### PROBLEM STATEMENT
State how many lines of the entries hold the string "title", and nothing more.
=== PROVIDED INFORMATION ===
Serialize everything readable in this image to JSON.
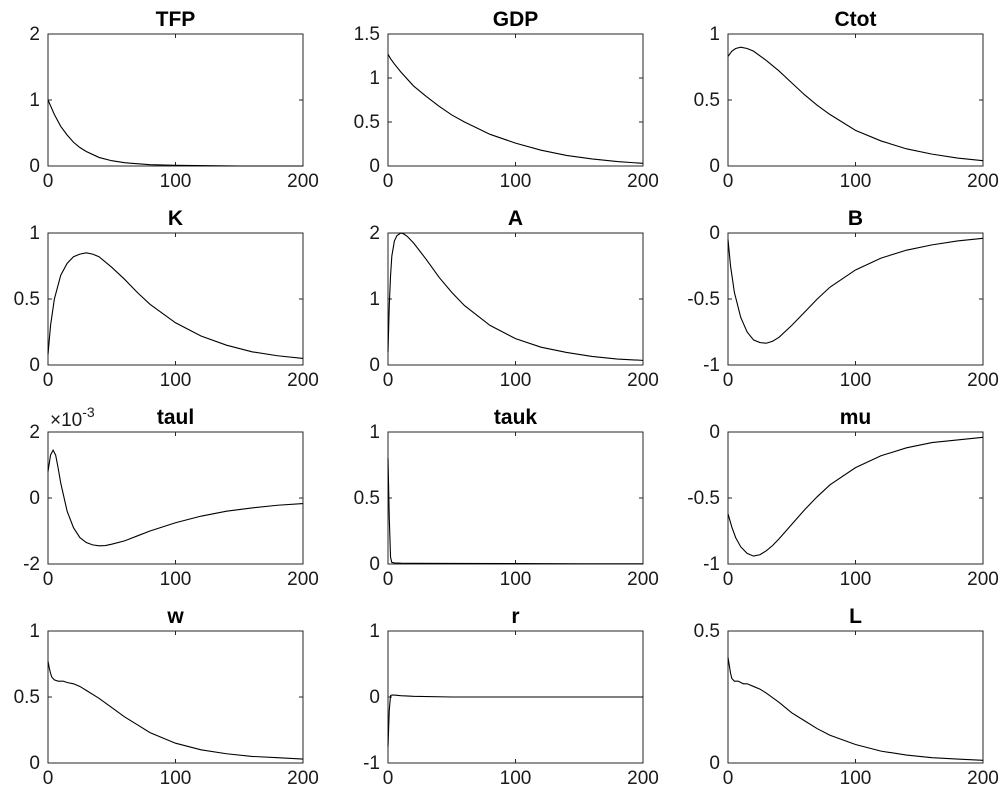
{
  "figure": {
    "background": "#ffffff",
    "line_color": "#000000",
    "axes_color": "#262626"
  },
  "chart_data": [
    {
      "type": "line",
      "title": "TFP",
      "xlim": [
        0,
        200
      ],
      "ylim": [
        0,
        2
      ],
      "xticks": [
        0,
        100,
        200
      ],
      "yticks": [
        0,
        1,
        2
      ],
      "xtick_labels": [
        "0",
        "100",
        "200"
      ],
      "ytick_labels": [
        "0",
        "1",
        "2"
      ],
      "grid": false,
      "x": [
        0,
        5,
        10,
        15,
        20,
        25,
        30,
        40,
        50,
        60,
        80,
        100,
        150,
        200
      ],
      "y": [
        1.0,
        0.78,
        0.6,
        0.47,
        0.36,
        0.28,
        0.22,
        0.13,
        0.08,
        0.05,
        0.02,
        0.01,
        0.0,
        0.0
      ]
    },
    {
      "type": "line",
      "title": "GDP",
      "xlim": [
        0,
        200
      ],
      "ylim": [
        0,
        1.5
      ],
      "xticks": [
        0,
        100,
        200
      ],
      "yticks": [
        0,
        0.5,
        1,
        1.5
      ],
      "xtick_labels": [
        "0",
        "100",
        "200"
      ],
      "ytick_labels": [
        "0",
        "0.5",
        "1",
        "1.5"
      ],
      "grid": false,
      "x": [
        0,
        2,
        5,
        10,
        20,
        30,
        40,
        50,
        60,
        80,
        100,
        120,
        140,
        160,
        180,
        200
      ],
      "y": [
        1.27,
        1.22,
        1.16,
        1.07,
        0.91,
        0.79,
        0.68,
        0.58,
        0.5,
        0.36,
        0.26,
        0.18,
        0.12,
        0.08,
        0.05,
        0.03
      ]
    },
    {
      "type": "line",
      "title": "Ctot",
      "xlim": [
        0,
        200
      ],
      "ylim": [
        0,
        1
      ],
      "xticks": [
        0,
        100,
        200
      ],
      "yticks": [
        0,
        0.5,
        1
      ],
      "xtick_labels": [
        "0",
        "100",
        "200"
      ],
      "ytick_labels": [
        "0",
        "0.5",
        "1"
      ],
      "grid": false,
      "x": [
        0,
        3,
        6,
        10,
        15,
        20,
        30,
        40,
        50,
        60,
        70,
        80,
        100,
        120,
        140,
        160,
        180,
        200
      ],
      "y": [
        0.83,
        0.87,
        0.89,
        0.9,
        0.89,
        0.87,
        0.8,
        0.72,
        0.63,
        0.54,
        0.46,
        0.39,
        0.27,
        0.19,
        0.13,
        0.09,
        0.06,
        0.04
      ]
    },
    {
      "type": "line",
      "title": "K",
      "xlim": [
        0,
        200
      ],
      "ylim": [
        0,
        1
      ],
      "xticks": [
        0,
        100,
        200
      ],
      "yticks": [
        0,
        0.5,
        1
      ],
      "xtick_labels": [
        "0",
        "100",
        "200"
      ],
      "ytick_labels": [
        "0",
        "0.5",
        "1"
      ],
      "grid": false,
      "x": [
        0,
        2,
        5,
        10,
        15,
        20,
        25,
        30,
        35,
        40,
        50,
        60,
        70,
        80,
        100,
        120,
        140,
        160,
        180,
        200
      ],
      "y": [
        0.08,
        0.3,
        0.5,
        0.68,
        0.77,
        0.82,
        0.84,
        0.85,
        0.84,
        0.82,
        0.74,
        0.65,
        0.55,
        0.46,
        0.32,
        0.22,
        0.15,
        0.1,
        0.07,
        0.05
      ]
    },
    {
      "type": "line",
      "title": "A",
      "xlim": [
        0,
        200
      ],
      "ylim": [
        0,
        2
      ],
      "xticks": [
        0,
        100,
        200
      ],
      "yticks": [
        0,
        1,
        2
      ],
      "xtick_labels": [
        "0",
        "100",
        "200"
      ],
      "ytick_labels": [
        "0",
        "1",
        "2"
      ],
      "grid": false,
      "x": [
        0,
        1,
        2,
        3,
        5,
        7,
        10,
        12,
        15,
        20,
        30,
        40,
        50,
        60,
        80,
        100,
        120,
        140,
        160,
        180,
        200
      ],
      "y": [
        0.2,
        0.9,
        1.35,
        1.65,
        1.88,
        1.96,
        2.0,
        1.99,
        1.95,
        1.85,
        1.6,
        1.33,
        1.1,
        0.9,
        0.6,
        0.4,
        0.27,
        0.19,
        0.13,
        0.09,
        0.07
      ]
    },
    {
      "type": "line",
      "title": "B",
      "xlim": [
        0,
        200
      ],
      "ylim": [
        -1,
        0
      ],
      "xticks": [
        0,
        100,
        200
      ],
      "yticks": [
        -1,
        -0.5,
        0
      ],
      "xtick_labels": [
        "0",
        "100",
        "200"
      ],
      "ytick_labels": [
        "-1",
        "-0.5",
        "0"
      ],
      "grid": false,
      "x": [
        0,
        2,
        5,
        10,
        15,
        20,
        25,
        30,
        35,
        40,
        50,
        60,
        70,
        80,
        100,
        120,
        140,
        160,
        180,
        200
      ],
      "y": [
        -0.05,
        -0.25,
        -0.45,
        -0.64,
        -0.75,
        -0.81,
        -0.83,
        -0.835,
        -0.82,
        -0.79,
        -0.7,
        -0.6,
        -0.5,
        -0.41,
        -0.28,
        -0.19,
        -0.13,
        -0.09,
        -0.06,
        -0.04
      ]
    },
    {
      "type": "line",
      "title": "taul",
      "exponent_base": "×10",
      "exponent_power": "-3",
      "xlim": [
        0,
        200
      ],
      "ylim": [
        -2,
        2
      ],
      "xticks": [
        0,
        100,
        200
      ],
      "yticks": [
        -2,
        0,
        2
      ],
      "xtick_labels": [
        "0",
        "100",
        "200"
      ],
      "ytick_labels": [
        "-2",
        "0",
        "2"
      ],
      "grid": false,
      "x": [
        0,
        2,
        4,
        6,
        8,
        10,
        15,
        20,
        25,
        30,
        35,
        40,
        45,
        50,
        60,
        70,
        80,
        100,
        120,
        140,
        160,
        180,
        200
      ],
      "y": [
        0.8,
        1.3,
        1.45,
        1.3,
        0.9,
        0.45,
        -0.4,
        -0.9,
        -1.2,
        -1.35,
        -1.42,
        -1.45,
        -1.44,
        -1.4,
        -1.3,
        -1.15,
        -1.0,
        -0.75,
        -0.55,
        -0.4,
        -0.3,
        -0.22,
        -0.17
      ]
    },
    {
      "type": "line",
      "title": "tauk",
      "xlim": [
        0,
        200
      ],
      "ylim": [
        0,
        1
      ],
      "xticks": [
        0,
        100,
        200
      ],
      "yticks": [
        0,
        0.5,
        1
      ],
      "xtick_labels": [
        "0",
        "100",
        "200"
      ],
      "ytick_labels": [
        "0",
        "0.5",
        "1"
      ],
      "grid": false,
      "x": [
        0,
        1,
        2,
        3,
        5,
        10,
        20,
        50,
        100,
        150,
        200
      ],
      "y": [
        0.8,
        0.35,
        0.05,
        0.012,
        0.008,
        0.006,
        0.005,
        0.004,
        0.003,
        0.002,
        0.002
      ]
    },
    {
      "type": "line",
      "title": "mu",
      "xlim": [
        0,
        200
      ],
      "ylim": [
        -1,
        0
      ],
      "xticks": [
        0,
        100,
        200
      ],
      "yticks": [
        -1,
        -0.5,
        0
      ],
      "xtick_labels": [
        "0",
        "100",
        "200"
      ],
      "ytick_labels": [
        "-1",
        "-0.5",
        "0"
      ],
      "grid": false,
      "x": [
        0,
        3,
        6,
        10,
        15,
        20,
        25,
        30,
        35,
        40,
        50,
        60,
        70,
        80,
        100,
        120,
        140,
        160,
        180,
        200
      ],
      "y": [
        -0.62,
        -0.72,
        -0.8,
        -0.87,
        -0.92,
        -0.94,
        -0.93,
        -0.9,
        -0.86,
        -0.81,
        -0.7,
        -0.59,
        -0.49,
        -0.4,
        -0.27,
        -0.18,
        -0.12,
        -0.08,
        -0.06,
        -0.04
      ]
    },
    {
      "type": "line",
      "title": "w",
      "xlim": [
        0,
        200
      ],
      "ylim": [
        0,
        1
      ],
      "xticks": [
        0,
        100,
        200
      ],
      "yticks": [
        0,
        0.5,
        1
      ],
      "xtick_labels": [
        "0",
        "100",
        "200"
      ],
      "ytick_labels": [
        "0",
        "0.5",
        "1"
      ],
      "grid": false,
      "x": [
        0,
        1,
        2,
        3,
        5,
        8,
        12,
        15,
        20,
        25,
        30,
        40,
        50,
        60,
        70,
        80,
        100,
        120,
        140,
        160,
        180,
        200
      ],
      "y": [
        0.77,
        0.72,
        0.68,
        0.65,
        0.63,
        0.62,
        0.62,
        0.61,
        0.6,
        0.58,
        0.55,
        0.49,
        0.42,
        0.35,
        0.29,
        0.23,
        0.15,
        0.1,
        0.07,
        0.05,
        0.04,
        0.03
      ]
    },
    {
      "type": "line",
      "title": "r",
      "xlim": [
        0,
        200
      ],
      "ylim": [
        -1,
        1
      ],
      "xticks": [
        0,
        100,
        200
      ],
      "yticks": [
        -1,
        0,
        1
      ],
      "xtick_labels": [
        "0",
        "100",
        "200"
      ],
      "ytick_labels": [
        "-1",
        "0",
        "1"
      ],
      "grid": false,
      "x": [
        0,
        1,
        2,
        3,
        5,
        10,
        20,
        50,
        100,
        150,
        200
      ],
      "y": [
        -0.75,
        -0.2,
        0.02,
        0.03,
        0.03,
        0.02,
        0.01,
        0.0,
        0.0,
        0.0,
        0.0
      ]
    },
    {
      "type": "line",
      "title": "L",
      "xlim": [
        0,
        200
      ],
      "ylim": [
        0,
        0.5
      ],
      "xticks": [
        0,
        100,
        200
      ],
      "yticks": [
        0,
        0.5
      ],
      "xtick_labels": [
        "0",
        "100",
        "200"
      ],
      "ytick_labels": [
        "0",
        "0.5"
      ],
      "grid": false,
      "x": [
        0,
        1,
        2,
        3,
        5,
        8,
        12,
        15,
        20,
        25,
        30,
        40,
        50,
        60,
        70,
        80,
        100,
        120,
        140,
        160,
        180,
        200
      ],
      "y": [
        0.4,
        0.37,
        0.34,
        0.32,
        0.31,
        0.31,
        0.3,
        0.3,
        0.29,
        0.28,
        0.265,
        0.23,
        0.19,
        0.16,
        0.13,
        0.105,
        0.07,
        0.045,
        0.03,
        0.02,
        0.015,
        0.01
      ]
    }
  ]
}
===
### FINISHED EXERCISE
12